• **THE INPUT**:
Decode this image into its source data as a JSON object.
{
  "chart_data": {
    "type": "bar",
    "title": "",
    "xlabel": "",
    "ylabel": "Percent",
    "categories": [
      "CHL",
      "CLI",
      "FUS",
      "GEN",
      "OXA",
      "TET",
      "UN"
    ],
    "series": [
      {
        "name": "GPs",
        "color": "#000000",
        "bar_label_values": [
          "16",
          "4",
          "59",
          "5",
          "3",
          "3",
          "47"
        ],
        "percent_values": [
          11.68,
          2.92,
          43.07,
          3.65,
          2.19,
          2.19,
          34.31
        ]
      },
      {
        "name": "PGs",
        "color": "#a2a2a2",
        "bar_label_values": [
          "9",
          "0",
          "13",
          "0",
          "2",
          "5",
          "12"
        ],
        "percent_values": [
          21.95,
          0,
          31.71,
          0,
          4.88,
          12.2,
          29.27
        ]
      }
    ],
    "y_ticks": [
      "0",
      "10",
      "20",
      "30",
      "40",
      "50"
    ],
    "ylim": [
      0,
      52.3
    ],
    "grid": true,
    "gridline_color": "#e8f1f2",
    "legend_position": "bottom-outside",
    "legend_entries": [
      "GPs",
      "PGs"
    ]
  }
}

• **PROBLEM STATEMENT**: Repeat the listing above without any change.

• **CORRECT OUTPUT**:
Decode this image into its source data as a JSON object.
{
  "chart_data": {
    "type": "bar",
    "title": "",
    "xlabel": "",
    "ylabel": "Percent",
    "categories": [
      "CHL",
      "CLI",
      "FUS",
      "GEN",
      "OXA",
      "TET",
      "UN"
    ],
    "series": [
      {
        "name": "GPs",
        "color": "#000000",
        "bar_label_values": [
          "16",
          "4",
          "59",
          "5",
          "3",
          "3",
          "47"
        ],
        "percent_values": [
          11.68,
          2.92,
          43.07,
          3.65,
          2.19,
          2.19,
          34.31
        ]
      },
      {
        "name": "PGs",
        "color": "#a2a2a2",
        "bar_label_values": [
          "9",
          "0",
          "13",
          "0",
          "2",
          "5",
          "12"
        ],
        "percent_values": [
          21.95,
          0,
          31.71,
          0,
          4.88,
          12.2,
          29.27
        ]
      }
    ],
    "y_ticks": [
      "0",
      "10",
      "20",
      "30",
      "40",
      "50"
    ],
    "ylim": [
      0,
      52.3
    ],
    "grid": true,
    "gridline_color": "#e8f1f2",
    "legend_position": "bottom-outside",
    "legend_entries": [
      "GPs",
      "PGs"
    ]
  }
}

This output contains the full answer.